Instruction: Tally how many lines hold the string "What". Your reply should be that number alone.

Dataset content:
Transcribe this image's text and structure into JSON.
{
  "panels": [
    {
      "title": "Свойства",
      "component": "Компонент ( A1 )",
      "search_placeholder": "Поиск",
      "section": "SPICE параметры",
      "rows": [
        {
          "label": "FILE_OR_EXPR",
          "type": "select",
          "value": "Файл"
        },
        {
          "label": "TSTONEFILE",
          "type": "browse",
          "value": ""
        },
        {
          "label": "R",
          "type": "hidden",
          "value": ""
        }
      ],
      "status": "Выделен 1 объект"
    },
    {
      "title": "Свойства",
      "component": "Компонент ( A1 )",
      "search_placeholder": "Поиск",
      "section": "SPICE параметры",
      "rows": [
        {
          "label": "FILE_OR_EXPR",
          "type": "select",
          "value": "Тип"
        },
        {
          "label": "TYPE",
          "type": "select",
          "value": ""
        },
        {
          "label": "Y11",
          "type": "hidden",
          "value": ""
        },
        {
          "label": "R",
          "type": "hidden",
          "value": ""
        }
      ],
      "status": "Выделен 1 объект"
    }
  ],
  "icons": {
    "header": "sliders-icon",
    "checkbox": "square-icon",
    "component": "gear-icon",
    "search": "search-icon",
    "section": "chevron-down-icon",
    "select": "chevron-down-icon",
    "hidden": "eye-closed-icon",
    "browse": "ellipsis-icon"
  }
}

==

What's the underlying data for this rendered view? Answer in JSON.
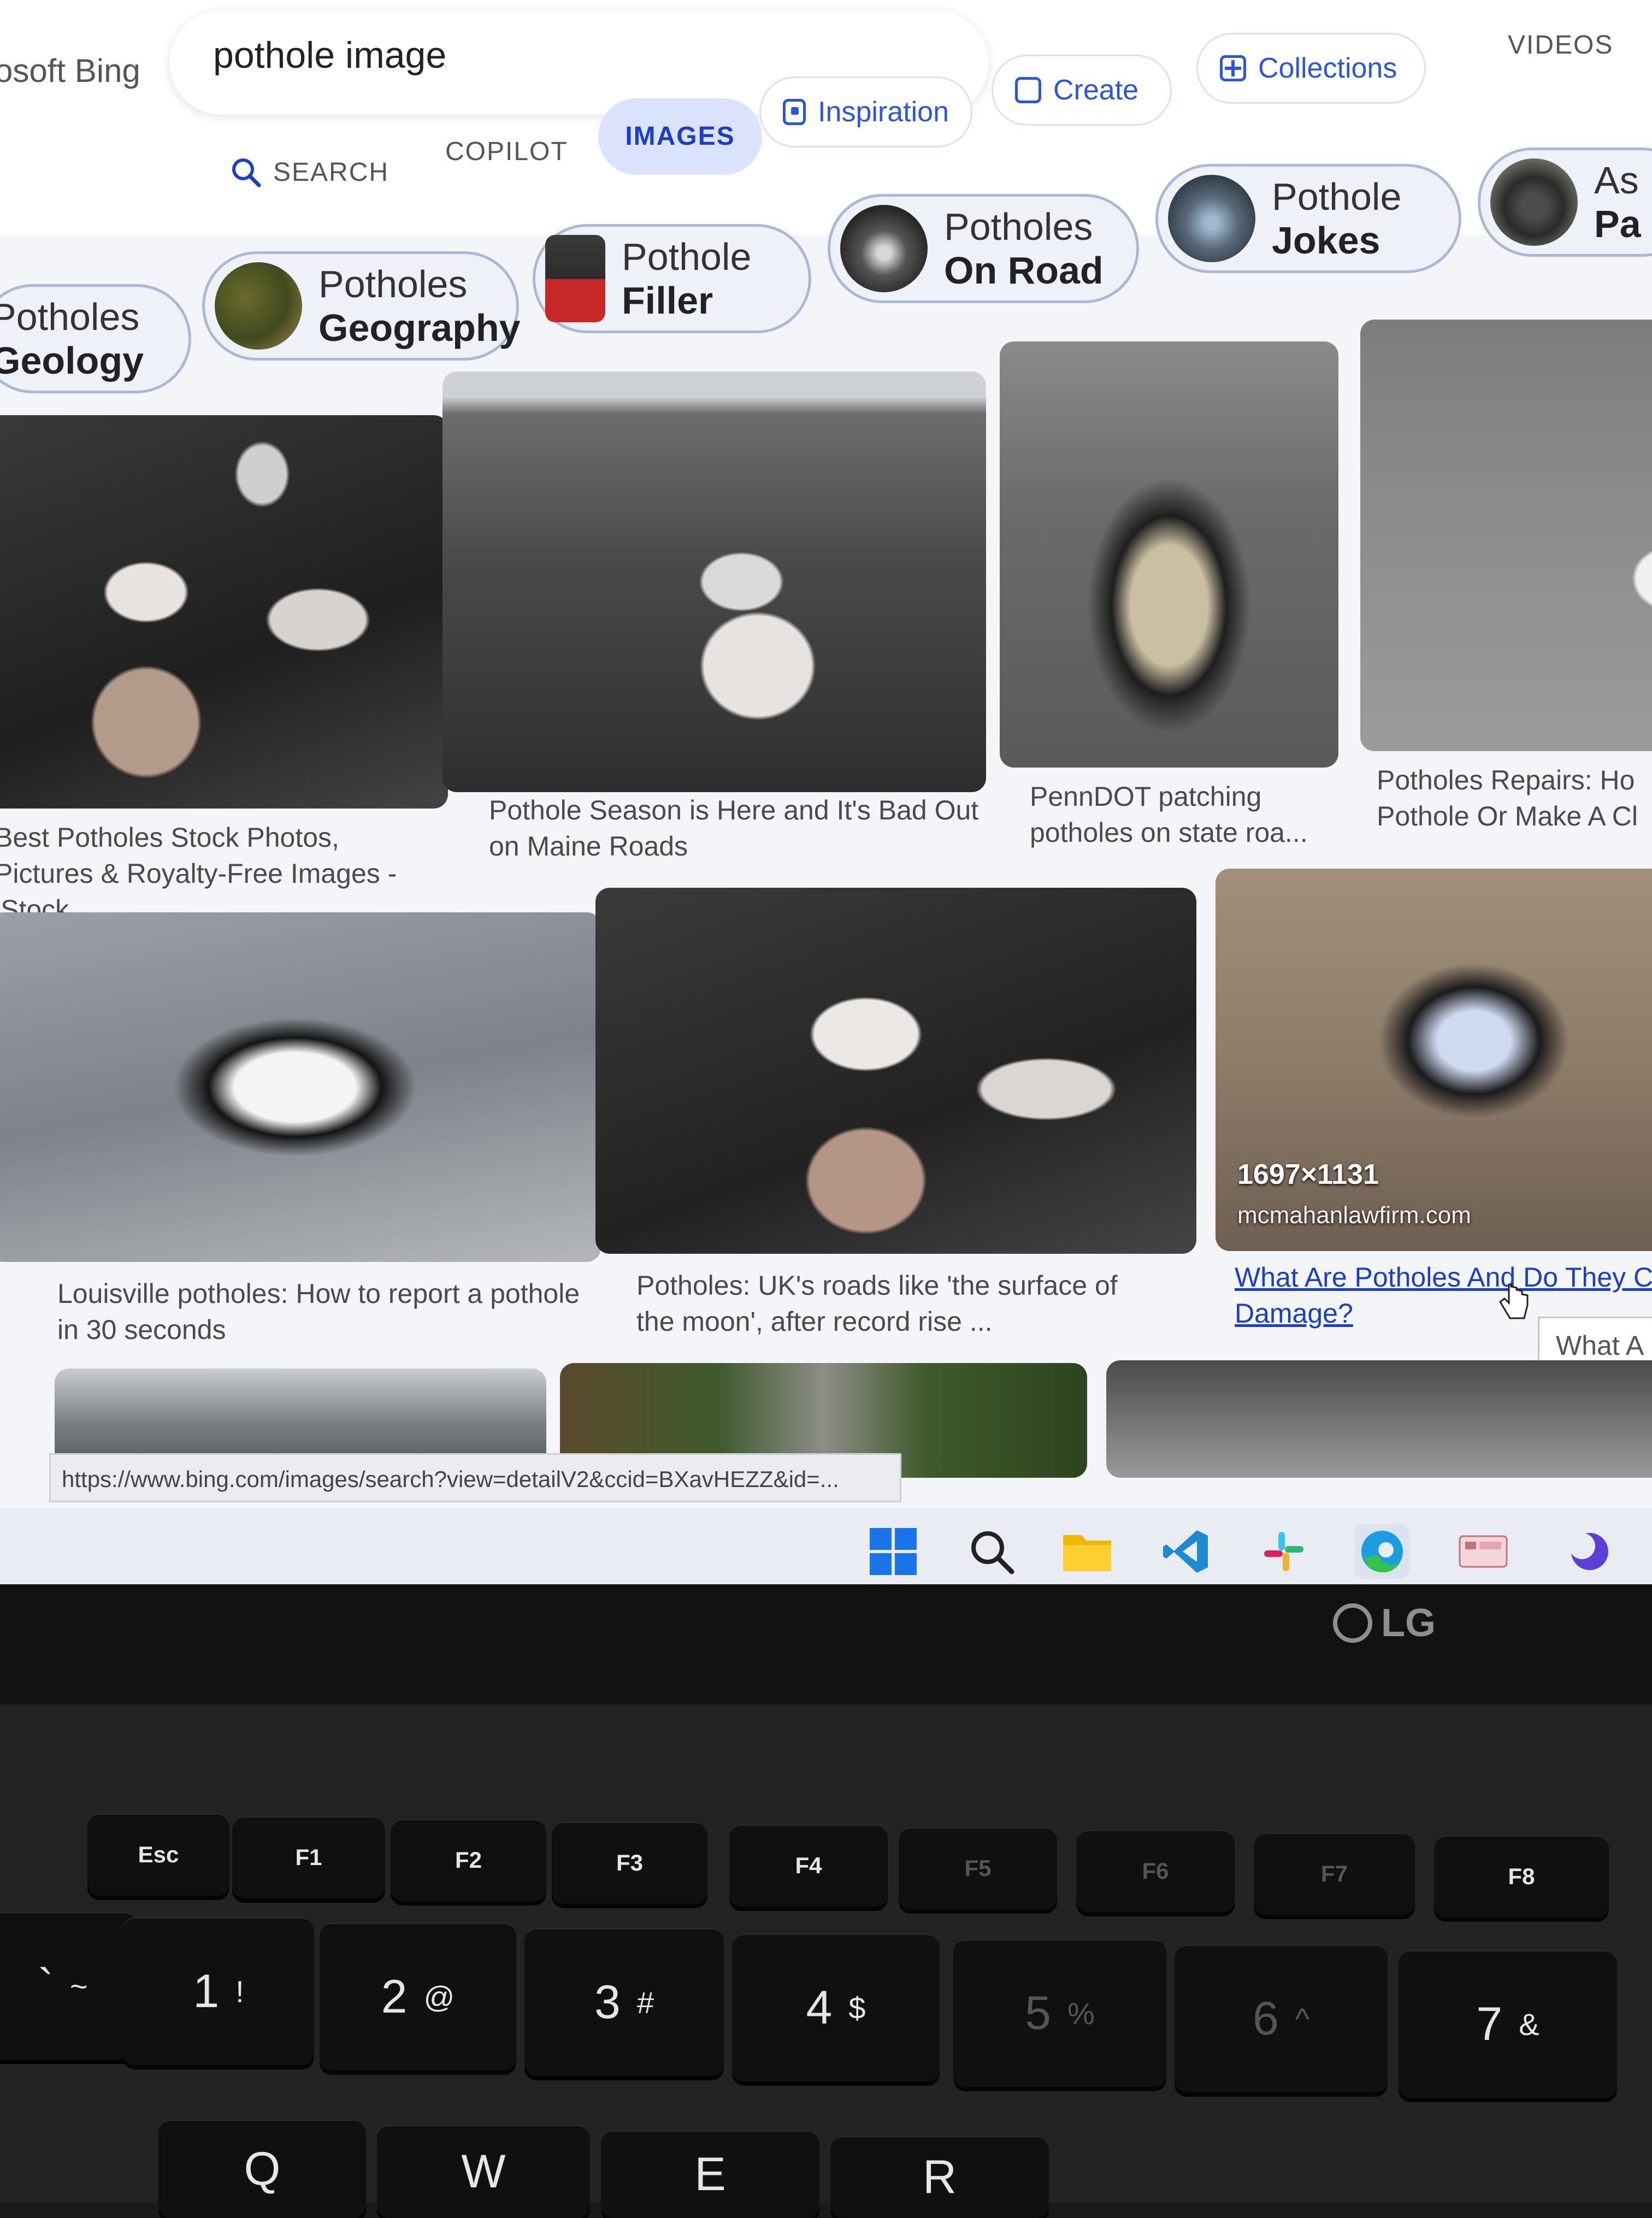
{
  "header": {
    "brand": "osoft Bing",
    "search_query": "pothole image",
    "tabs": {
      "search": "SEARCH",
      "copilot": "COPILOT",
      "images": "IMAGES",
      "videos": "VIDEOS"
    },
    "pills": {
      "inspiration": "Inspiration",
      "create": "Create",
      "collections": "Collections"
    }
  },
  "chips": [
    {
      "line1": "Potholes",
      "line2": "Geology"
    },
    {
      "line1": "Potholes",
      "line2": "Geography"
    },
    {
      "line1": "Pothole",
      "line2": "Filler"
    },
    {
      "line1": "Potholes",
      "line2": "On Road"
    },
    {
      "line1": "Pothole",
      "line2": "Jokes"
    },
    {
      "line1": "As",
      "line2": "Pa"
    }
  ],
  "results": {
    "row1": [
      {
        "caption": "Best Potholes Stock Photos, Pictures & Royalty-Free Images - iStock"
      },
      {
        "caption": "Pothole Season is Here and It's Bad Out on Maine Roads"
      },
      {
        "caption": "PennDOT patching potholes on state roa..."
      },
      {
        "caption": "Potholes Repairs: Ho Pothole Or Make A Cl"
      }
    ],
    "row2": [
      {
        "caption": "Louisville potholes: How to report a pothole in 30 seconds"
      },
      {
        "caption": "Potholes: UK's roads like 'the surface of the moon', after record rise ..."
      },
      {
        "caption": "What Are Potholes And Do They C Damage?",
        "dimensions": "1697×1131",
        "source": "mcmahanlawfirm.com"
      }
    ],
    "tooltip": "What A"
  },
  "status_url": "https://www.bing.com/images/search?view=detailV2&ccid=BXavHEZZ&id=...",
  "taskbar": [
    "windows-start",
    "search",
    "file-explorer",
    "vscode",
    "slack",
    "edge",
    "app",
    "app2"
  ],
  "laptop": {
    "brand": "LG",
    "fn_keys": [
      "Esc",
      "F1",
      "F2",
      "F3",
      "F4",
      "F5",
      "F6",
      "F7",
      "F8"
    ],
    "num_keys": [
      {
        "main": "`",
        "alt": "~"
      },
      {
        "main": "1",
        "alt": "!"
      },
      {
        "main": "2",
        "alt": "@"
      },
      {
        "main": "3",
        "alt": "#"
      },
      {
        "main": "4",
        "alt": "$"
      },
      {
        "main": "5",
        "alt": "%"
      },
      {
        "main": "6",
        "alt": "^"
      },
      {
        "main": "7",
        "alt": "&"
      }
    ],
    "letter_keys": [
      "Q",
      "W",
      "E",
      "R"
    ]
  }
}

---

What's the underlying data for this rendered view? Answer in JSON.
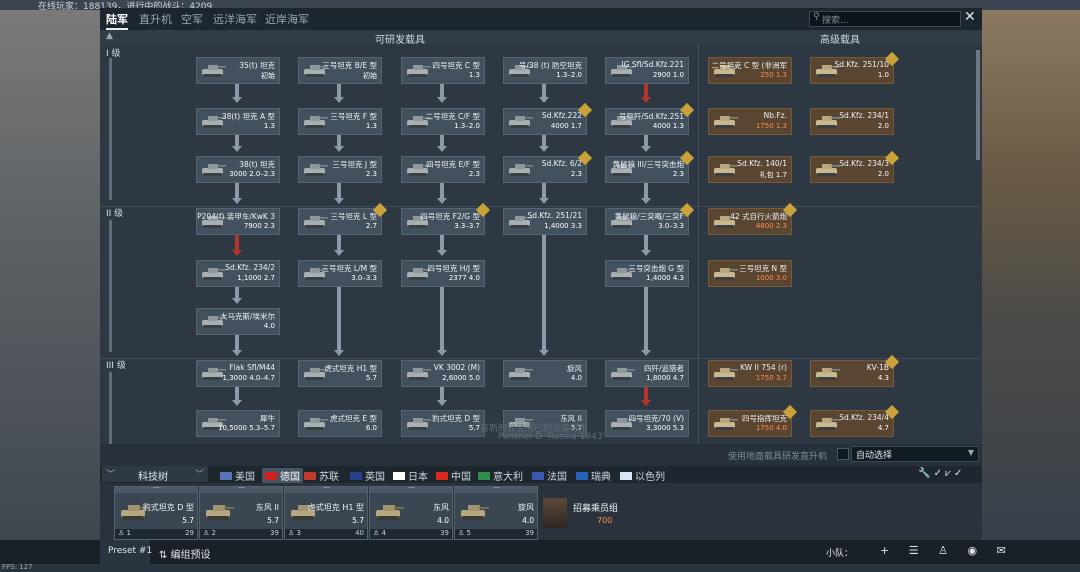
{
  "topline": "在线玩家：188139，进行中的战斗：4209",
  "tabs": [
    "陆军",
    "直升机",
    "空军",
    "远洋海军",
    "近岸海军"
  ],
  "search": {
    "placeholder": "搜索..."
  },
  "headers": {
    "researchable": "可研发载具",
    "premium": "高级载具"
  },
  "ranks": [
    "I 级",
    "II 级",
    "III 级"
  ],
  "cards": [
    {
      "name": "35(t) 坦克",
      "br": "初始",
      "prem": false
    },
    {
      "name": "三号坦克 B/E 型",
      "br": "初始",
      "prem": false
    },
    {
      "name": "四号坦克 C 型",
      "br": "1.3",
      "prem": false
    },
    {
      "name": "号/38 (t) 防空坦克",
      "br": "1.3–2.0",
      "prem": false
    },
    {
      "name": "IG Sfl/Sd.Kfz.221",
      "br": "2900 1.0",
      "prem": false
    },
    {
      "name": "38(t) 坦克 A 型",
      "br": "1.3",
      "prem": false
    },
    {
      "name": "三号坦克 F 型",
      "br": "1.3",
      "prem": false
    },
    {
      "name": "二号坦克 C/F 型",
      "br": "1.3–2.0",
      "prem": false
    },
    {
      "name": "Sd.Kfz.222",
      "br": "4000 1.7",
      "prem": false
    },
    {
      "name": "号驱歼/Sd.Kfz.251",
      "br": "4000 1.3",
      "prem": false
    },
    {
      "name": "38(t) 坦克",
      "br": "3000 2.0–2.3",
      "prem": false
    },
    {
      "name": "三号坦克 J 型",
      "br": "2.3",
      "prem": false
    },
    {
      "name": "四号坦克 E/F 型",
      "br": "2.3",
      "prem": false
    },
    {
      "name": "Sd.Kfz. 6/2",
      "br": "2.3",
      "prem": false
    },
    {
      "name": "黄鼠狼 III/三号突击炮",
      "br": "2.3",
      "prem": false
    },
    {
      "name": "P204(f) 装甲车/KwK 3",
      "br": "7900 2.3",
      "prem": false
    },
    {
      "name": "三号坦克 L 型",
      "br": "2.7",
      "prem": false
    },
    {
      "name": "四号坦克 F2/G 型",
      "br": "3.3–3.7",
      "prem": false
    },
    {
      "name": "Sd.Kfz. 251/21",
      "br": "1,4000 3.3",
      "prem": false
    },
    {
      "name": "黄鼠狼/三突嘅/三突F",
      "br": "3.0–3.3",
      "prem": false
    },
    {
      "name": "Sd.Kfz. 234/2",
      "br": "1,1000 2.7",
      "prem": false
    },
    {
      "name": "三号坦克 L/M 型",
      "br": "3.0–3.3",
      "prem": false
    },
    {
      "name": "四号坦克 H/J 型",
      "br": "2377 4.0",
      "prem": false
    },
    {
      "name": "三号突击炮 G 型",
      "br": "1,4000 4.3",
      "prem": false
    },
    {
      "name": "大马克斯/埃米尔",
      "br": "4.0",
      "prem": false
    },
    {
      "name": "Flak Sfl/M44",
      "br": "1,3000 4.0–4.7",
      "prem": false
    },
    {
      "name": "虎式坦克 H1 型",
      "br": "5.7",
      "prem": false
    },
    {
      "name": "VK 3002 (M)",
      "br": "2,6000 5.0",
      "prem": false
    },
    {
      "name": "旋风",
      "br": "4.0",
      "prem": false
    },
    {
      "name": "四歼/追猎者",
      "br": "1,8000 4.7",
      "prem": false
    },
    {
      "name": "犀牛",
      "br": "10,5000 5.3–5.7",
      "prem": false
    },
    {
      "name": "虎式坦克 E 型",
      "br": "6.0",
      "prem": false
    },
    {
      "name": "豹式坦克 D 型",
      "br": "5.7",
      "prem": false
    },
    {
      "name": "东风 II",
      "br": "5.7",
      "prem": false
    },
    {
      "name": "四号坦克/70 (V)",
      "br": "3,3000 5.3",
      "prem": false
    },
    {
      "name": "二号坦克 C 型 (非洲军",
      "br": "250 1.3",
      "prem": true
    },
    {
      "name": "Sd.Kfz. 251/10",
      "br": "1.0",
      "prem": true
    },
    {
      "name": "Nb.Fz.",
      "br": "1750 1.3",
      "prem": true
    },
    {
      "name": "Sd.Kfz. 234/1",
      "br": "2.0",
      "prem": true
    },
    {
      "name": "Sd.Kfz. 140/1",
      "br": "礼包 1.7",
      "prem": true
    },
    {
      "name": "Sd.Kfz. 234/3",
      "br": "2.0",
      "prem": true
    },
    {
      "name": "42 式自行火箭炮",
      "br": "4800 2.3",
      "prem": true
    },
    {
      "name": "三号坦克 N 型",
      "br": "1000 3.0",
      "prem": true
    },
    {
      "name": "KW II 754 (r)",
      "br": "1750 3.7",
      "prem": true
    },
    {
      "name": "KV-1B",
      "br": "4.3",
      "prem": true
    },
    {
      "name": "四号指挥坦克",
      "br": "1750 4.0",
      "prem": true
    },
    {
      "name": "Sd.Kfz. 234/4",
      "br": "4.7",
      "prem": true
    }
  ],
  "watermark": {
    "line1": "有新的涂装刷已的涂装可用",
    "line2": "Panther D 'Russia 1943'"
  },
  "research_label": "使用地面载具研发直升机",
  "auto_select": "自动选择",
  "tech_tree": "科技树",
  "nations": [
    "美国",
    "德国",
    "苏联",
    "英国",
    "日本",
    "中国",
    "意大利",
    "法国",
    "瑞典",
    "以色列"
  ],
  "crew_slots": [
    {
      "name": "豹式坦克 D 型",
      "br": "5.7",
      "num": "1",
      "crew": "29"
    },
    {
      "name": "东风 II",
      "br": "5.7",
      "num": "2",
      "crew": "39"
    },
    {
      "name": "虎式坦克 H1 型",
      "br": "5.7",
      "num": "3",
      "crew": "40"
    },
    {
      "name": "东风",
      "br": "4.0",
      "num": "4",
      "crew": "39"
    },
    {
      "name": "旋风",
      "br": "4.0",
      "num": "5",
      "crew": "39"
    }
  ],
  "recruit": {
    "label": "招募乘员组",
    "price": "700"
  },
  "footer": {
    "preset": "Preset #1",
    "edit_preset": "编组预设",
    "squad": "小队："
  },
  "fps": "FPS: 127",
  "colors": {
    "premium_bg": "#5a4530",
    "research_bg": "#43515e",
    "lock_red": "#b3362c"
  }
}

Task answer: 4